#### Records for the task:
------

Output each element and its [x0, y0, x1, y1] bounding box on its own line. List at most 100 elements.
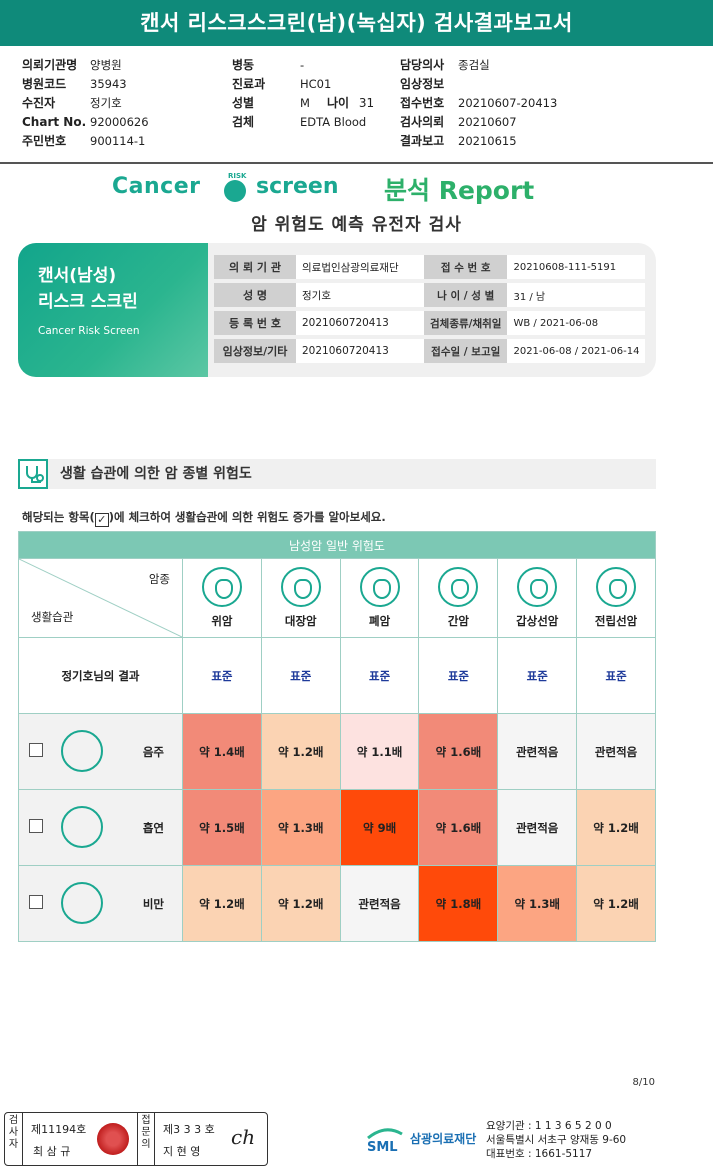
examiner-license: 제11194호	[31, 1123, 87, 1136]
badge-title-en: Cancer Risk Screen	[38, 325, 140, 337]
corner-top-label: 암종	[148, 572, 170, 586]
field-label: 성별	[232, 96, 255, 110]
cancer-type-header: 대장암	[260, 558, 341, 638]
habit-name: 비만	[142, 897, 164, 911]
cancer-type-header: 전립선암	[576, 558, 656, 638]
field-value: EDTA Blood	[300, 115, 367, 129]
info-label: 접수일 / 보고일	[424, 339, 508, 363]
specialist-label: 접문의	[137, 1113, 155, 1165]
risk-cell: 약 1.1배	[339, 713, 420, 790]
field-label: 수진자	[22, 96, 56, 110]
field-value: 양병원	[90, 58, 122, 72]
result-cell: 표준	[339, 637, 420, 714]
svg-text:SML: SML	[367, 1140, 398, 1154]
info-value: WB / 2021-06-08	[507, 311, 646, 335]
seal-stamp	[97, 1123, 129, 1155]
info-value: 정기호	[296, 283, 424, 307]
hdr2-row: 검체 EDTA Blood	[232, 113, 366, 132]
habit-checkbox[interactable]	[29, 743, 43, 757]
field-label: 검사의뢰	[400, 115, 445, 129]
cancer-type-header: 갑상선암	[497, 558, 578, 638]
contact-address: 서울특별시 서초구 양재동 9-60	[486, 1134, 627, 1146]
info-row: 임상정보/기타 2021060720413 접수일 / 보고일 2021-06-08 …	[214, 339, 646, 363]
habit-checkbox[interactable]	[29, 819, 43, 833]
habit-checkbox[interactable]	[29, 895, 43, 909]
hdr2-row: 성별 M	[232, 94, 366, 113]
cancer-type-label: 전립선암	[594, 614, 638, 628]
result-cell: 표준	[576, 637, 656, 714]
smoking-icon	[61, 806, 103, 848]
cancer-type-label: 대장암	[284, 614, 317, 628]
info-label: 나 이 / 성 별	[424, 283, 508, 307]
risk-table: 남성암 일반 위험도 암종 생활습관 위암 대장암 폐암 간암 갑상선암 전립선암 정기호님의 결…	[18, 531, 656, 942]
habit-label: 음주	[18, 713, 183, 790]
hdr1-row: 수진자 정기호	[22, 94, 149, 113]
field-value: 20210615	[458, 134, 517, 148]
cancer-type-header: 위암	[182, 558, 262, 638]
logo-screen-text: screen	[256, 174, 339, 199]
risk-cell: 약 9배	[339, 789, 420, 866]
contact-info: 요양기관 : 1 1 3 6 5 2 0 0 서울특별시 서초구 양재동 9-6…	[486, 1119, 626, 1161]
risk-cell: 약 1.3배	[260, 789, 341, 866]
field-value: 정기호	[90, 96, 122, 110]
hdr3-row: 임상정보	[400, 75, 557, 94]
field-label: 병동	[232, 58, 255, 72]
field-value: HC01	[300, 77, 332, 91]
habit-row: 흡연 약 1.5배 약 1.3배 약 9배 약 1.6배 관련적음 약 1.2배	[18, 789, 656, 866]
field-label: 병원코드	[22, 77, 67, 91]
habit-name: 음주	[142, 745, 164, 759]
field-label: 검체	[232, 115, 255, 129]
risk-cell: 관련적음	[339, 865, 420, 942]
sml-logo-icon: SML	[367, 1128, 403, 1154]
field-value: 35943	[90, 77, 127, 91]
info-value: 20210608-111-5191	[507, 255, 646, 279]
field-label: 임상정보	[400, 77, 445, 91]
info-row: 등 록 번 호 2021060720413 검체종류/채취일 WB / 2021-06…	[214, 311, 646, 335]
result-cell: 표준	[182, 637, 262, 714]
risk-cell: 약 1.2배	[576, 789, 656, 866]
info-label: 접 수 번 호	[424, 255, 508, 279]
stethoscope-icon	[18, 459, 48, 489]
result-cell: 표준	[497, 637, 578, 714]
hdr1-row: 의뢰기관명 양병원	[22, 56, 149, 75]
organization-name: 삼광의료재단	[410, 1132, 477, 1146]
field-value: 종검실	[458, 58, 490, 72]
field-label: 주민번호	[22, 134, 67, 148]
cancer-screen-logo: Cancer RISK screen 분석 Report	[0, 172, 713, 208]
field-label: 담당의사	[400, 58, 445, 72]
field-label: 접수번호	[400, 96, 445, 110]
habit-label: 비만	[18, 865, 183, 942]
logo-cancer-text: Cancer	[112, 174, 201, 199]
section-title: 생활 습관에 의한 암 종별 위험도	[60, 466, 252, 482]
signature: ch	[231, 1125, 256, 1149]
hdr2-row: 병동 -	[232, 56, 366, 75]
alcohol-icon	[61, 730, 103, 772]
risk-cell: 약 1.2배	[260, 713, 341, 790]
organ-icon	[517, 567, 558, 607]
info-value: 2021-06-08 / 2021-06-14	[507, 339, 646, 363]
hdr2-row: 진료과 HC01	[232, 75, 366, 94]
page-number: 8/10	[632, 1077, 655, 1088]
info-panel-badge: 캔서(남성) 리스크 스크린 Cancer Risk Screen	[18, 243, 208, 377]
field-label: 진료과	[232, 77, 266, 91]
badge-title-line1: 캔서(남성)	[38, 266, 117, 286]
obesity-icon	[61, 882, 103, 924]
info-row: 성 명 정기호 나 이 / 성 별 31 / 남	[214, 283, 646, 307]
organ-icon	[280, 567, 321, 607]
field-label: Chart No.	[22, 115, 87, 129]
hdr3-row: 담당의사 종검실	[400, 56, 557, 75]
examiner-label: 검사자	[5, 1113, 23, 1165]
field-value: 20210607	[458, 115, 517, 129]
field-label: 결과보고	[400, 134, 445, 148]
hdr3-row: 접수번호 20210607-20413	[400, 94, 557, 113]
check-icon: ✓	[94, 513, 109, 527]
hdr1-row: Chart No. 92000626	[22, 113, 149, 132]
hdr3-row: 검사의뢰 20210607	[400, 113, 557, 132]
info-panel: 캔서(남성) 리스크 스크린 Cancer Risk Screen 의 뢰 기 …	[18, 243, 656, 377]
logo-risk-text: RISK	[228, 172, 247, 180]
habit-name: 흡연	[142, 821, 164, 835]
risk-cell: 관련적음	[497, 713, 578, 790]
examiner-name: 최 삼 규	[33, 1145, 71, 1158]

------

#### Exercise requirements:
Reproduce the material above word for word, covering all of it, but leave the pictures out of your answer.

#### Exercise answer:
Output each element and its [x0, y0, x1, y1] bounding box on its own line. List at most 100 elements.
examiner-license: 제11194호	[31, 1123, 87, 1136]
badge-title-en: Cancer Risk Screen	[38, 325, 140, 337]
corner-top-label: 암종	[148, 572, 170, 586]
field-label: 성별	[232, 96, 255, 110]
cancer-type-header: 대장암	[260, 558, 341, 638]
habit-name: 비만	[142, 897, 164, 911]
cancer-type-header: 전립선암	[576, 558, 656, 638]
field-value: EDTA Blood	[300, 115, 367, 129]
info-label: 접수일 / 보고일	[424, 339, 508, 363]
specialist-label: 접문의	[137, 1113, 155, 1165]
risk-cell: 약 1.1배	[339, 713, 420, 790]
field-label: 수진자	[22, 96, 56, 110]
field-value: 양병원	[90, 58, 122, 72]
result-cell: 표준	[339, 637, 420, 714]
svg-text:SML: SML	[367, 1140, 398, 1154]
info-value: WB / 2021-06-08	[507, 311, 646, 335]
seal-stamp	[97, 1123, 129, 1155]
info-value: 정기호	[296, 283, 424, 307]
hdr2-row: 검체 EDTA Blood	[232, 113, 366, 132]
habit-checkbox[interactable]	[29, 743, 43, 757]
field-label: 검사의뢰	[400, 115, 445, 129]
cancer-type-header: 갑상선암	[497, 558, 578, 638]
contact-address: 서울특별시 서초구 양재동 9-60	[486, 1134, 627, 1146]
info-row: 임상정보/기타 2021060720413 접수일 / 보고일 2021-06-08 …	[214, 339, 646, 363]
habit-checkbox[interactable]	[29, 819, 43, 833]
habit-checkbox[interactable]	[29, 895, 43, 909]
hdr2-row: 성별 M	[232, 94, 366, 113]
cancer-type-label: 전립선암	[594, 614, 638, 628]
result-cell: 표준	[576, 637, 656, 714]
smoking-icon	[61, 806, 103, 848]
cancer-type-label: 대장암	[284, 614, 317, 628]
info-label: 나 이 / 성 별	[424, 283, 508, 307]
risk-table: 남성암 일반 위험도 암종 생활습관 위암 대장암 폐암 간암 갑상선암 전립선암 정기호님의 결…	[18, 531, 656, 942]
habit-label: 음주	[18, 713, 183, 790]
hdr1-row: 수진자 정기호	[22, 94, 149, 113]
field-value: 20210615	[458, 134, 517, 148]
cancer-type-header: 위암	[182, 558, 262, 638]
logo-screen-text: screen	[256, 174, 339, 199]
risk-cell: 약 9배	[339, 789, 420, 866]
contact-info: 요양기관 : 1 1 3 6 5 2 0 0 서울특별시 서초구 양재동 9-6…	[486, 1119, 626, 1161]
risk-cell: 약 1.3배	[260, 789, 341, 866]
field-value: 정기호	[90, 96, 122, 110]
hdr3-row: 임상정보	[400, 75, 557, 94]
field-label: 병동	[232, 58, 255, 72]
field-value: HC01	[300, 77, 332, 91]
habit-row: 흡연 약 1.5배 약 1.3배 약 9배 약 1.6배 관련적음 약 1.2배	[18, 789, 656, 866]
field-label: 병원코드	[22, 77, 67, 91]
habit-name: 음주	[142, 745, 164, 759]
field-label: 검체	[232, 115, 255, 129]
risk-cell: 관련적음	[339, 865, 420, 942]
sml-logo-icon: SML	[367, 1128, 403, 1154]
field-value: 35943	[90, 77, 127, 91]
info-value: 20210608-111-5191	[507, 255, 646, 279]
field-label: 임상정보	[400, 77, 445, 91]
info-row: 등 록 번 호 2021060720413 검체종류/채취일 WB / 2021-06…	[214, 311, 646, 335]
result-cell: 표준	[182, 637, 262, 714]
risk-cell: 약 1.2배	[576, 789, 656, 866]
info-label: 접 수 번 호	[424, 255, 508, 279]
stethoscope-icon	[18, 459, 48, 489]
result-cell: 표준	[497, 637, 578, 714]
hdr1-row: 의뢰기관명 양병원	[22, 56, 149, 75]
organization-name: 삼광의료재단	[410, 1132, 477, 1146]
field-value: 종검실	[458, 58, 490, 72]
field-label: 주민번호	[22, 134, 67, 148]
cancer-screen-logo: Cancer RISK screen 분석 Report	[0, 172, 713, 208]
field-label: 담당의사	[400, 58, 445, 72]
field-label: 접수번호	[400, 96, 445, 110]
habit-label: 비만	[18, 865, 183, 942]
logo-cancer-text: Cancer	[112, 174, 201, 199]
section-title: 생활 습관에 의한 암 종별 위험도	[60, 466, 252, 482]
signature: ch	[231, 1125, 256, 1149]
hdr2-row: 병동 -	[232, 56, 366, 75]
alcohol-icon	[61, 730, 103, 772]
risk-cell: 약 1.2배	[260, 713, 341, 790]
organ-icon	[517, 567, 558, 607]
info-value: 2021-06-08 / 2021-06-14	[507, 339, 646, 363]
hdr2-row: 진료과 HC01	[232, 75, 366, 94]
page-number: 8/10	[632, 1077, 655, 1088]
info-panel-badge: 캔서(남성) 리스크 스크린 Cancer Risk Screen	[18, 243, 208, 377]
field-label: 진료과	[232, 77, 266, 91]
badge-title-line1: 캔서(남성)	[38, 266, 117, 286]
obesity-icon	[61, 882, 103, 924]
info-row: 성 명 정기호 나 이 / 성 별 31 / 남	[214, 283, 646, 307]
organ-icon	[280, 567, 321, 607]
field-label: Chart No.	[22, 115, 87, 129]
hdr3-row: 담당의사 종검실	[400, 56, 557, 75]
examiner-label: 검사자	[5, 1113, 23, 1165]
field-value: 20210607	[458, 115, 517, 129]
field-label: 결과보고	[400, 134, 445, 148]
hdr3-row: 접수번호 20210607-20413	[400, 94, 557, 113]
check-icon: ✓	[94, 513, 109, 527]
hdr1-row: Chart No. 92000626	[22, 113, 149, 132]
hdr3-row: 검사의뢰 20210607	[400, 113, 557, 132]
info-panel: 캔서(남성) 리스크 스크린 Cancer Risk Screen 의 뢰 기 …	[18, 243, 656, 377]
logo-risk-text: RISK	[228, 172, 247, 180]
habit-name: 흡연	[142, 821, 164, 835]
risk-cell: 관련적음	[497, 713, 578, 790]
examiner-name: 최 삼 규	[33, 1145, 71, 1158]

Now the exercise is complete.